▶ _WORK TO BE COMPLETED_
Search the entries below. Return every line that has "który" in it.

Source data:

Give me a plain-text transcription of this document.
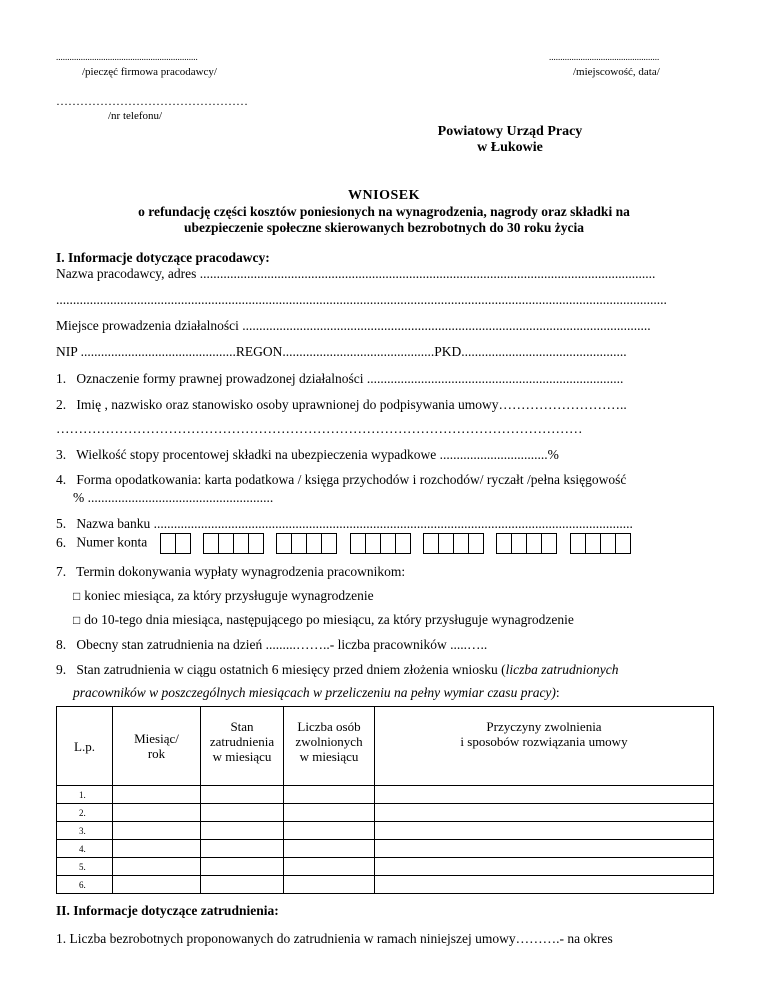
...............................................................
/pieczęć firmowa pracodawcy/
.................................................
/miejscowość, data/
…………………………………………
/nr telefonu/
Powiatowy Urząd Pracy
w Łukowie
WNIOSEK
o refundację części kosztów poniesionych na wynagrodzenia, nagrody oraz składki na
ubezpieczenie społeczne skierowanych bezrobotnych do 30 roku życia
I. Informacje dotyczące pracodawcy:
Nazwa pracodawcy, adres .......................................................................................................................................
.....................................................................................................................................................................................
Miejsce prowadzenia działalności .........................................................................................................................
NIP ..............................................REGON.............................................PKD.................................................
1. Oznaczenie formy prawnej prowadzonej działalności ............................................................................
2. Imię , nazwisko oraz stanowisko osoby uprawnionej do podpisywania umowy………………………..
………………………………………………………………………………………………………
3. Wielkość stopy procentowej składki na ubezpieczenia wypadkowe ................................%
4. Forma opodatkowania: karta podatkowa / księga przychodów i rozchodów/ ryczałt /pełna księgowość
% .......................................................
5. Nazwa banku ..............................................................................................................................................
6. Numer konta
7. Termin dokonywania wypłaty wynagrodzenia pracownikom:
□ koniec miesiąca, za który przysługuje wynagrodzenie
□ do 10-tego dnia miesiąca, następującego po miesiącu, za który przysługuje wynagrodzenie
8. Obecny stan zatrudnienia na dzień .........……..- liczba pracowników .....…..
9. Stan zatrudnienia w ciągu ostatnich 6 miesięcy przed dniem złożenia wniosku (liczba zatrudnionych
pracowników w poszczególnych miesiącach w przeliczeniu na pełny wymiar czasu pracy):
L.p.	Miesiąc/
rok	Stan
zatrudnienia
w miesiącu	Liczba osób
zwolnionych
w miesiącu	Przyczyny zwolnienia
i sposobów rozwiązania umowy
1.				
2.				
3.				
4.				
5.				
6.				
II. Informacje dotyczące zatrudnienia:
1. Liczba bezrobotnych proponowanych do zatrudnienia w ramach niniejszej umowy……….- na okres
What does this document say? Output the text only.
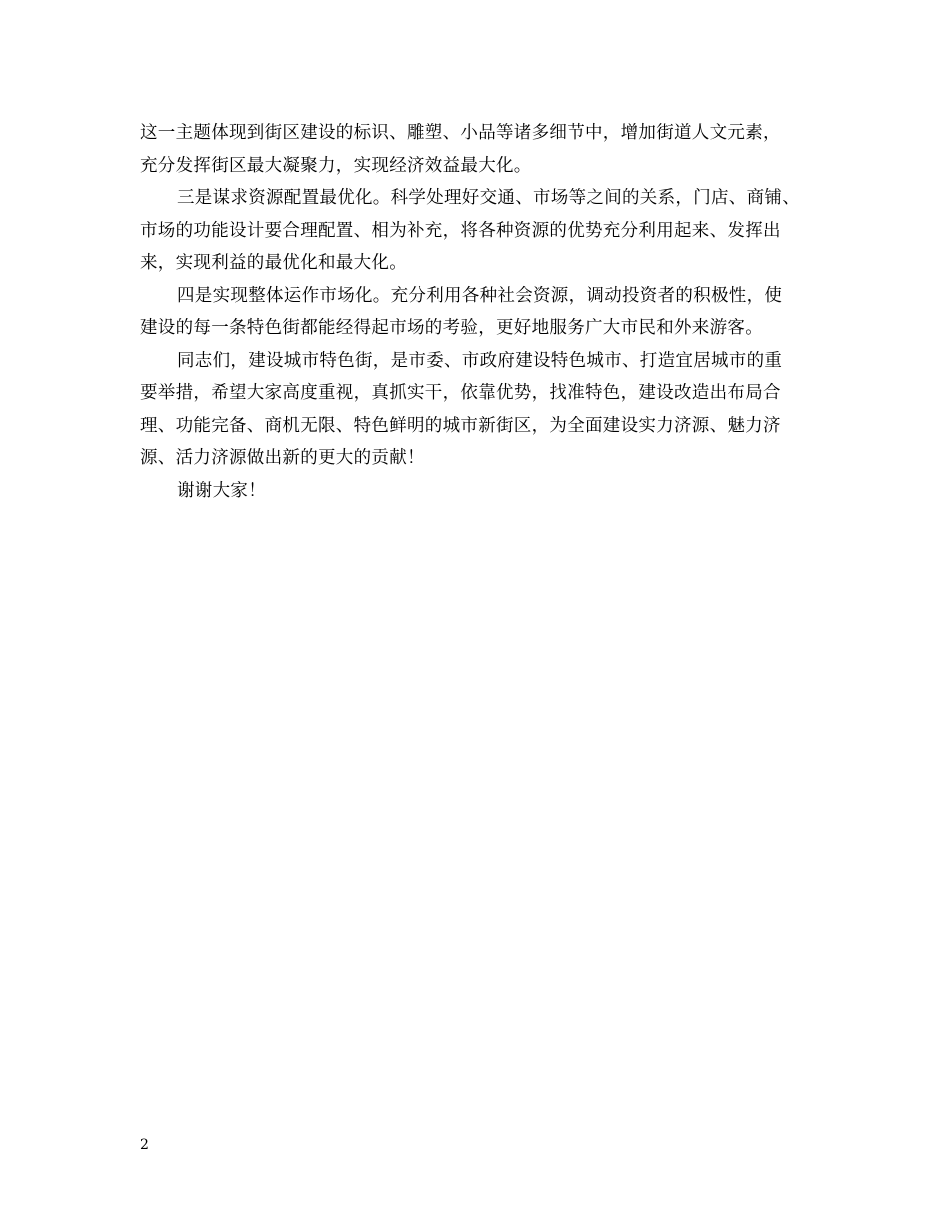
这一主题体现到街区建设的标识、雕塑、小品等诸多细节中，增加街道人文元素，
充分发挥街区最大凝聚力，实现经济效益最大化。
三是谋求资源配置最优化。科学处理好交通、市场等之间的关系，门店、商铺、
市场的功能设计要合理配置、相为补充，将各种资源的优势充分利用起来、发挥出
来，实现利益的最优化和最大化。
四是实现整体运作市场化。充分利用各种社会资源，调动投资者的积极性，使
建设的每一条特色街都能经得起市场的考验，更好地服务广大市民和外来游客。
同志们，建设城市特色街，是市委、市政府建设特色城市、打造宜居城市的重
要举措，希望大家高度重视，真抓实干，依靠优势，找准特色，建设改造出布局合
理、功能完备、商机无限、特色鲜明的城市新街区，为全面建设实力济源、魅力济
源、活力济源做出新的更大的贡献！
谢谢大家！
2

--

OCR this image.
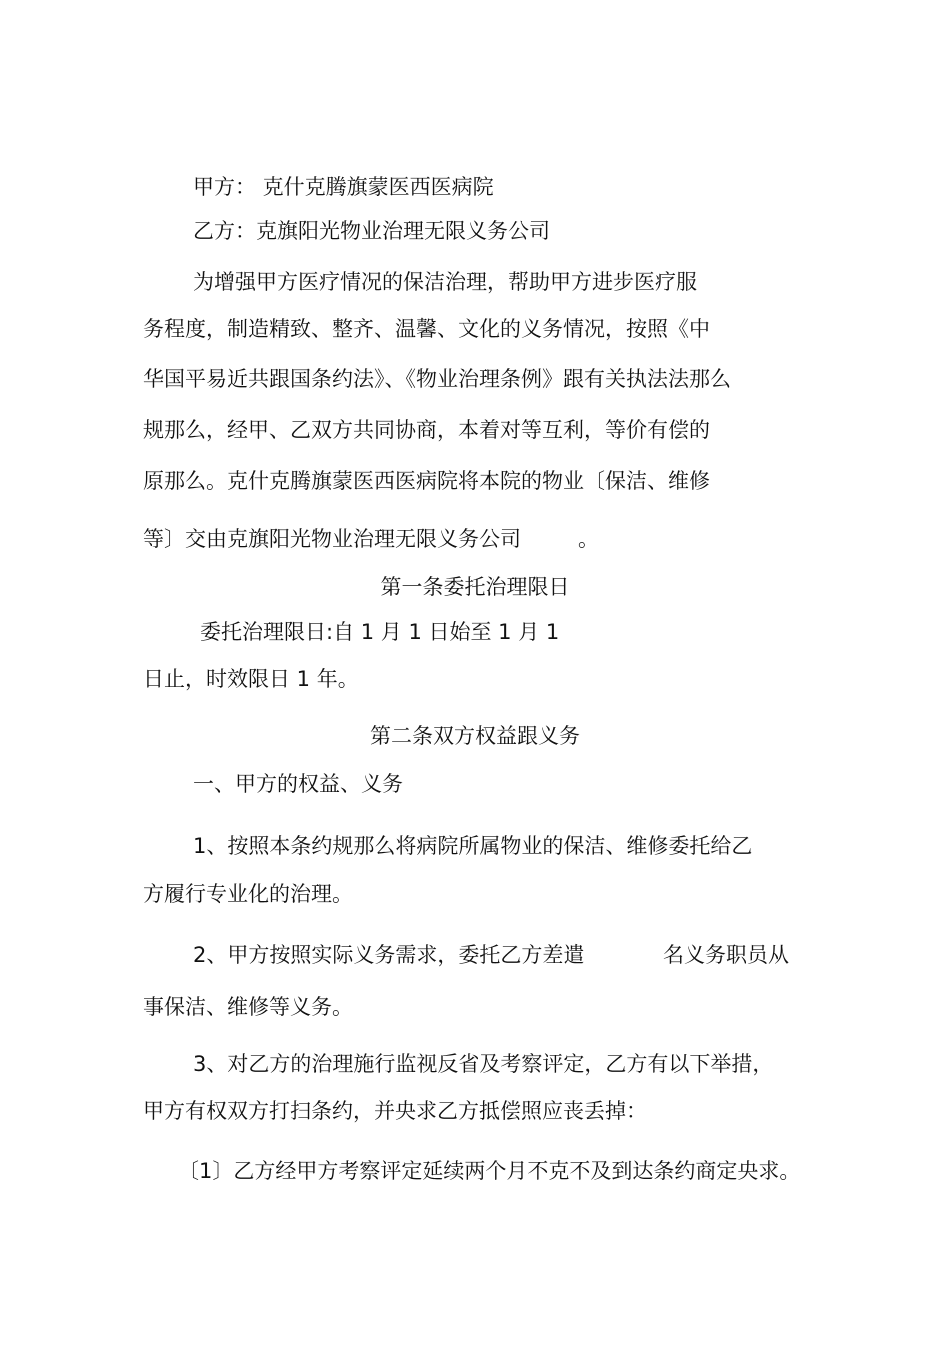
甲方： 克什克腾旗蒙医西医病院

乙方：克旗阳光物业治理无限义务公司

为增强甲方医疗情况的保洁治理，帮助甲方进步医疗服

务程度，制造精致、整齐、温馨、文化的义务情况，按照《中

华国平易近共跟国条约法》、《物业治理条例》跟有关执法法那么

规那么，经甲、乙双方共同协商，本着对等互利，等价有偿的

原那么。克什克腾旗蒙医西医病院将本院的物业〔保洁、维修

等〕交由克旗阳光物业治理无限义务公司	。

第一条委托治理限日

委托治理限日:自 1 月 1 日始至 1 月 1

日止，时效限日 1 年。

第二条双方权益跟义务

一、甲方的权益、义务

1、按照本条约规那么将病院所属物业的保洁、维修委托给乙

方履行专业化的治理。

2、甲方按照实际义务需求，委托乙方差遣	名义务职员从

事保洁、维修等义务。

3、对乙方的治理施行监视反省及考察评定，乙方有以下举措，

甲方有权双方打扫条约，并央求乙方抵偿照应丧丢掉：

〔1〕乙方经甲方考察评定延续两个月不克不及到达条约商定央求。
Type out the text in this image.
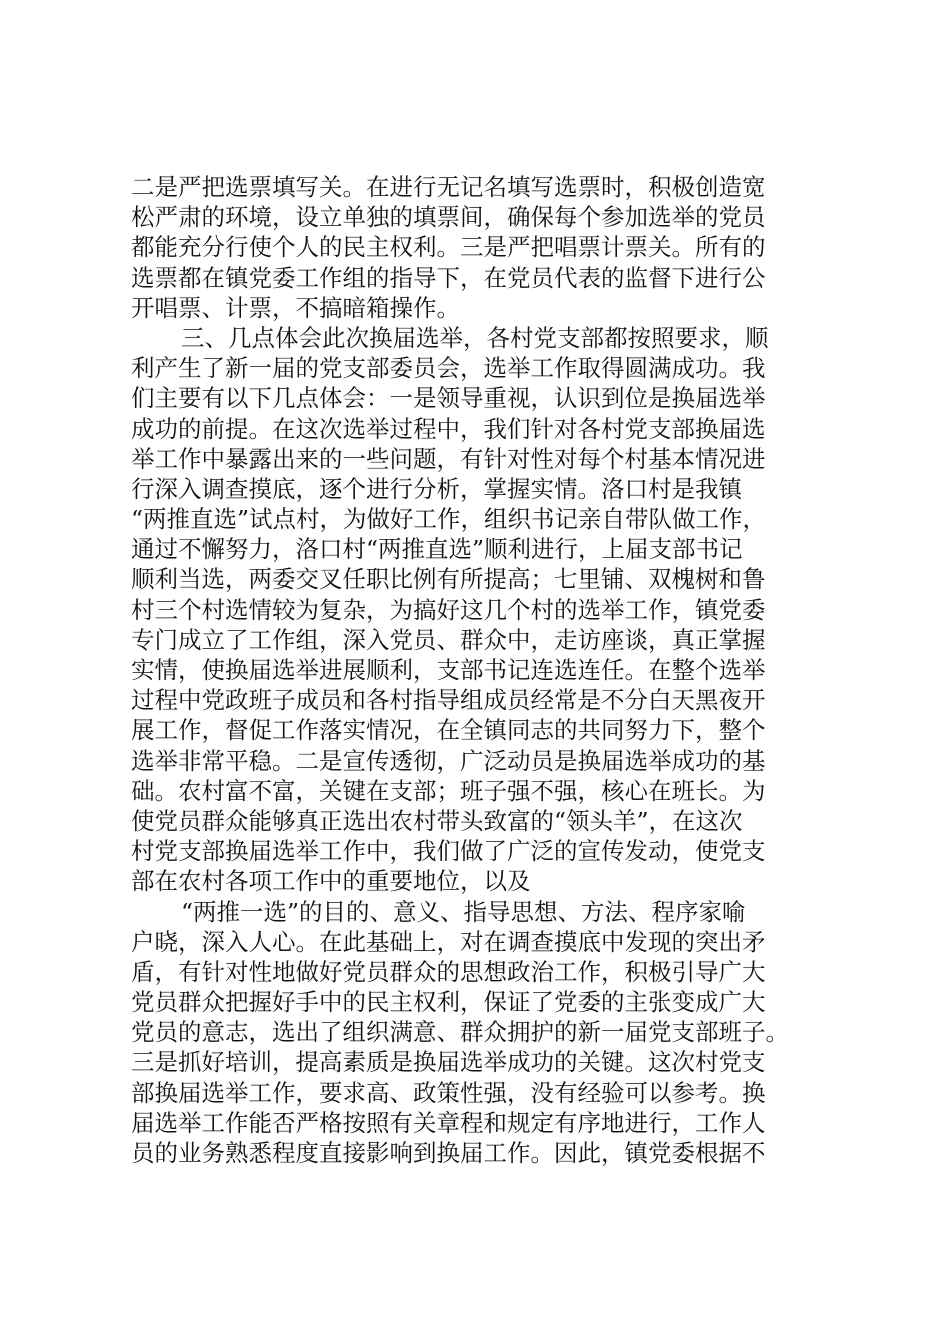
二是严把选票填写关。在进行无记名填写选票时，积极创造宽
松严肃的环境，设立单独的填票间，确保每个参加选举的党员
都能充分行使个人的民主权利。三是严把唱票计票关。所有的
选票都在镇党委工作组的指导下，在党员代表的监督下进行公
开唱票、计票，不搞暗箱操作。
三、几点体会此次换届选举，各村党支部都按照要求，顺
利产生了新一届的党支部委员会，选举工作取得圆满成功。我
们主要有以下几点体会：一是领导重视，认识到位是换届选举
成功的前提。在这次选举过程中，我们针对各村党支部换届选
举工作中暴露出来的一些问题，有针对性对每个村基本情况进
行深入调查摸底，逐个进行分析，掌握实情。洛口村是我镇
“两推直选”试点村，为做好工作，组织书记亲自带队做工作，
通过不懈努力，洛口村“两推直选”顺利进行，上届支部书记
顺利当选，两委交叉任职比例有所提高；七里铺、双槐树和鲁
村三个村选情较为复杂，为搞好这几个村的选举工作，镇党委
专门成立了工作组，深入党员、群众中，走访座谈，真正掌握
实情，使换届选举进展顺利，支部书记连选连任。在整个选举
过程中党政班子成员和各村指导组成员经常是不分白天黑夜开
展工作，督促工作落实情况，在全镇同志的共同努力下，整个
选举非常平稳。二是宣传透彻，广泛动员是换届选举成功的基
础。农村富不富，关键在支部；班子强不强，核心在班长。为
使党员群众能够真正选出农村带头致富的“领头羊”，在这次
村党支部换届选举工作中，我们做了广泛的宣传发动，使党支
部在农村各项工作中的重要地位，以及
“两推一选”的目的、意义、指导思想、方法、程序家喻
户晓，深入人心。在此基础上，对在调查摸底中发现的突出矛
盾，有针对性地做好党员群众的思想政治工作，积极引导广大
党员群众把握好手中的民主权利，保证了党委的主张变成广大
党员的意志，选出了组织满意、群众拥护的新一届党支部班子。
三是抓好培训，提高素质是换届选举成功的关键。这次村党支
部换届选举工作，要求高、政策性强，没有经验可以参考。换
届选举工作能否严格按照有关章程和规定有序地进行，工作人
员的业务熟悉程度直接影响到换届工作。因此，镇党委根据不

▶ _WRITTEN REPLY_
□ koniec miesiąca, za który przysługuje wynagrodzenie
□ do 10-tego dnia miesiąca, następującego po miesiącu, za który przysługuje wynagrodzenie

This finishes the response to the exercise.